• Exercise materials:

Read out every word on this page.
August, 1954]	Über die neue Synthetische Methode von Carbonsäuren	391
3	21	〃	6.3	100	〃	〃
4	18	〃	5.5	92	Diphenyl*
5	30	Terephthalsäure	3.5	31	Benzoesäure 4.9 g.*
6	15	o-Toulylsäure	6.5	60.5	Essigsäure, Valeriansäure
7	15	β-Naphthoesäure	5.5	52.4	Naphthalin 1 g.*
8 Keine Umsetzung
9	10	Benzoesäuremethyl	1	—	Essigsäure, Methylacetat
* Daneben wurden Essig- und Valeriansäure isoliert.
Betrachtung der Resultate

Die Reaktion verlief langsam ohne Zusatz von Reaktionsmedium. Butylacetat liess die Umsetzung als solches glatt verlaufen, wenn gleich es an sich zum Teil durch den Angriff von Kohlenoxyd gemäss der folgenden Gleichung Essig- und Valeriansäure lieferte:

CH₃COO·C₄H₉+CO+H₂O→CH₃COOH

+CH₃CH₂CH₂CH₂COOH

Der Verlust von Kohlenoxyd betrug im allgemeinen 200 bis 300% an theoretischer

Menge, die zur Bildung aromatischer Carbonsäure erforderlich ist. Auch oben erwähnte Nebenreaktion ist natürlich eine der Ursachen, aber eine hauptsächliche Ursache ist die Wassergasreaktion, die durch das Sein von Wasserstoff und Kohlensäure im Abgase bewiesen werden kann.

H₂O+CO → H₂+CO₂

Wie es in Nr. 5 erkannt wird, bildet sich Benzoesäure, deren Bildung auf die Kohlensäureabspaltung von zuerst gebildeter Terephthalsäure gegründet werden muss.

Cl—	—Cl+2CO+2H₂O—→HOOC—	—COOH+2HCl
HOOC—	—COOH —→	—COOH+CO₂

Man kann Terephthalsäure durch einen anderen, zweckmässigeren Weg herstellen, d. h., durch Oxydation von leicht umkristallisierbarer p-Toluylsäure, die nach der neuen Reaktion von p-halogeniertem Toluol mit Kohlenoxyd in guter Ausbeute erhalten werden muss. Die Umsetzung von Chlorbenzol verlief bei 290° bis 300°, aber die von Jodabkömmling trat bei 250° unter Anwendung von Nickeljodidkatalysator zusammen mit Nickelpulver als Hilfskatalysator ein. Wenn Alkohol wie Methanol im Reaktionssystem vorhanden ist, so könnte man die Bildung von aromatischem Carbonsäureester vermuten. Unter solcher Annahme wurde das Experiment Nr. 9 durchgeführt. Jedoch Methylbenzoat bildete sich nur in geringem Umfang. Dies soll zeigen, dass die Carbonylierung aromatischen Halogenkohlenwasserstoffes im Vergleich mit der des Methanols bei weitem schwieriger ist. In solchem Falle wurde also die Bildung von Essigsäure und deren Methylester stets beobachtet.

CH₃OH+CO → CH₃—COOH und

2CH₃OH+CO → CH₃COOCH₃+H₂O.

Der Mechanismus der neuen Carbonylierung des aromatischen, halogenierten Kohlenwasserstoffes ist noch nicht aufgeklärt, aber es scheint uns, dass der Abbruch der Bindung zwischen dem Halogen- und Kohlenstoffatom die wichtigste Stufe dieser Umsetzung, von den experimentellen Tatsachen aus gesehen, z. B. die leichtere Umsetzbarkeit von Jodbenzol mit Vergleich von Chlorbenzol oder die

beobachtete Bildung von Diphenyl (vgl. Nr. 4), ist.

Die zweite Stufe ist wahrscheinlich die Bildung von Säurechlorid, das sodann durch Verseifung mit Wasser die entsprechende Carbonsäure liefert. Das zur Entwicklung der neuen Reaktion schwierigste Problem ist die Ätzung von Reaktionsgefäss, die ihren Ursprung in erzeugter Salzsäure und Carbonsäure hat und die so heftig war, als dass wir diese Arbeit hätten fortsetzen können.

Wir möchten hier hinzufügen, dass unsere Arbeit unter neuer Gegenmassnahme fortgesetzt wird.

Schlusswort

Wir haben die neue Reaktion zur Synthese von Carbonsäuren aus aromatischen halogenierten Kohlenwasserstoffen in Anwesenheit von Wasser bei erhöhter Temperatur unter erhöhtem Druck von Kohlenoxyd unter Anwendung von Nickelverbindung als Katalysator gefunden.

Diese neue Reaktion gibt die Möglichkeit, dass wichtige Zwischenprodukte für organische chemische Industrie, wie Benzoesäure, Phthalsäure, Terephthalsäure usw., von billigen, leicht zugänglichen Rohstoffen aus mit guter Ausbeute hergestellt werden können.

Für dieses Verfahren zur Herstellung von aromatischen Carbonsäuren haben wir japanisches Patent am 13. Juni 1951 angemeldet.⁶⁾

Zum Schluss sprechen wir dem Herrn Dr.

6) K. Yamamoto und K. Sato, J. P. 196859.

* * *

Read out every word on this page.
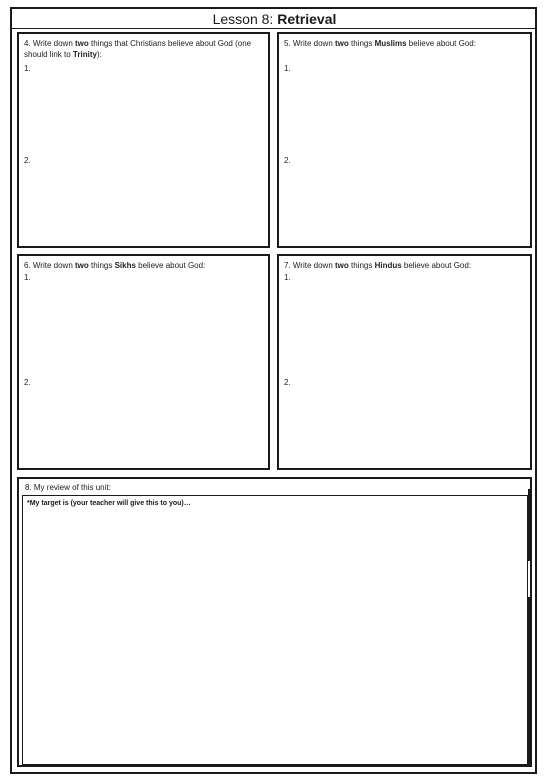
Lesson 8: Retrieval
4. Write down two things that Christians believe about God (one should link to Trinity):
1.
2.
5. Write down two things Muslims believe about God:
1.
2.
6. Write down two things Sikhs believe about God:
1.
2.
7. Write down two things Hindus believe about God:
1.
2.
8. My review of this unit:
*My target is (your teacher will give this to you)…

--

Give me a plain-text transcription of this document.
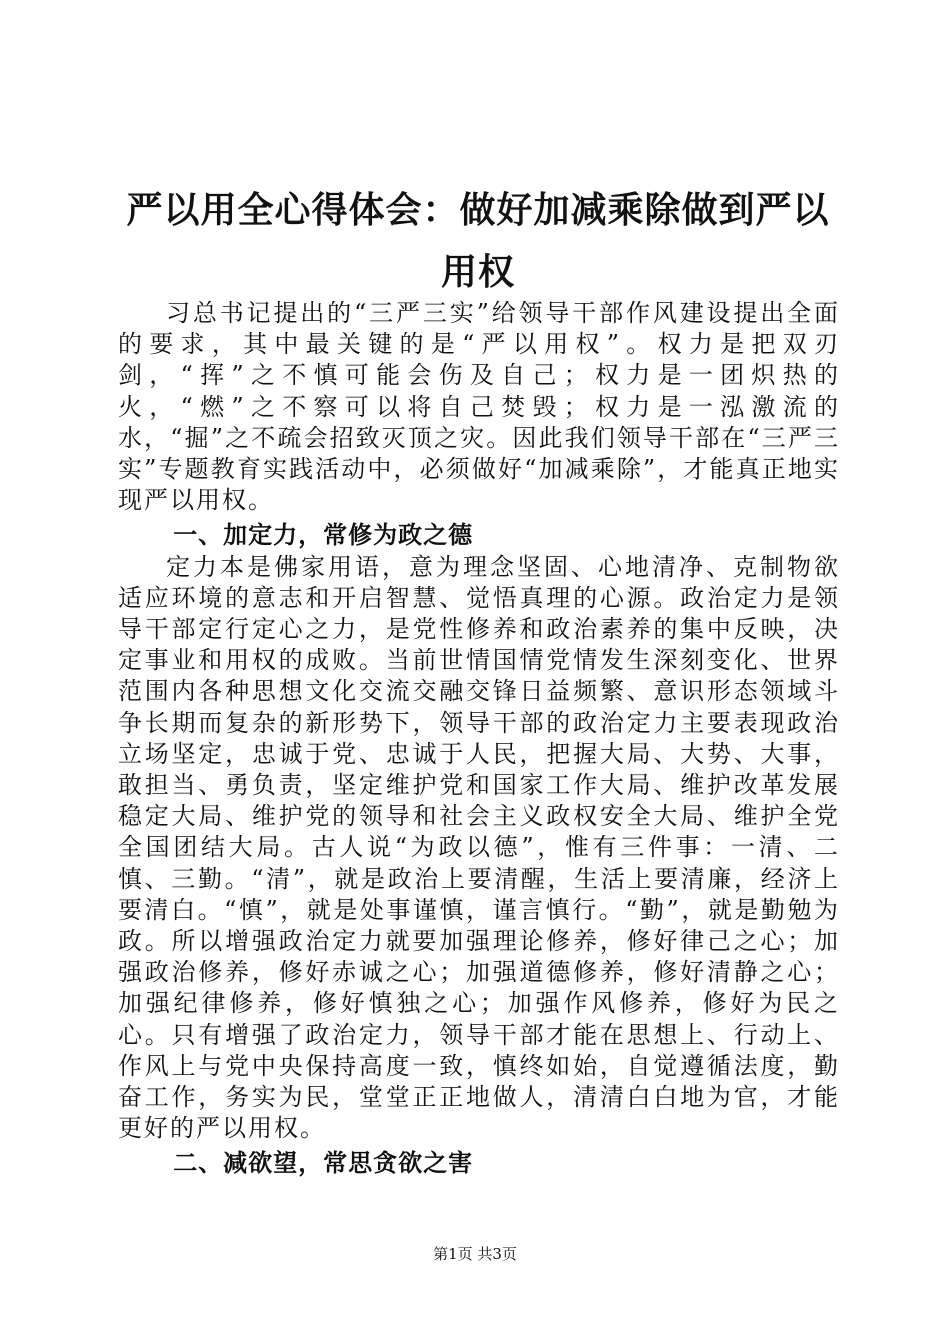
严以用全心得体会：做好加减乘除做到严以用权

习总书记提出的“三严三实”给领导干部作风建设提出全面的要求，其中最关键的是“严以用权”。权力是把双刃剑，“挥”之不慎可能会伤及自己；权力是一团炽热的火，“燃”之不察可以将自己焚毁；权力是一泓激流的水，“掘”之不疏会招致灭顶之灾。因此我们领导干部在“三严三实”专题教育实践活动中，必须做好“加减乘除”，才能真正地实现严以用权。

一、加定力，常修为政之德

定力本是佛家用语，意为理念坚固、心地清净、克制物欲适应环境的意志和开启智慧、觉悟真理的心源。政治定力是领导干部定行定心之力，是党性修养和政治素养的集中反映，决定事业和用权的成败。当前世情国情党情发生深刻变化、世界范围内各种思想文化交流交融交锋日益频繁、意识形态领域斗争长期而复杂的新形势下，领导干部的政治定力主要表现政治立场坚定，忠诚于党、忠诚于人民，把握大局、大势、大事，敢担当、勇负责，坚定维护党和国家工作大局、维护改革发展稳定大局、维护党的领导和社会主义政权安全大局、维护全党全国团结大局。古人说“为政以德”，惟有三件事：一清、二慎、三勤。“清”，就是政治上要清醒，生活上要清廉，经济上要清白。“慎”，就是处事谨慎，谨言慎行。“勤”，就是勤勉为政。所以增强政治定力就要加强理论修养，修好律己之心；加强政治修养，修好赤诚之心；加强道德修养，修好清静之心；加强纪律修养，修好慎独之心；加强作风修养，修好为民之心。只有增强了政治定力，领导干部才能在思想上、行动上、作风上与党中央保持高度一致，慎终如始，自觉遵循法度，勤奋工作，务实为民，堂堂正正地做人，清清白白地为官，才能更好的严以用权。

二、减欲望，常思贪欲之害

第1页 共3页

• Task details: Above are the records. Identify each line that contains the word "wird".

• Solution to the problem:
Wie es in Nr. 5 erkannt wird, bildet sich Benzoesäure, deren Bildung auf die Kohlensäureabspaltung von zuerst gebildeter Terephthalsäure gegründet werden muss.
Wir möchten hier hinzufügen, dass unsere Arbeit unter neuer Gegenmassnahme fortgesetzt wird.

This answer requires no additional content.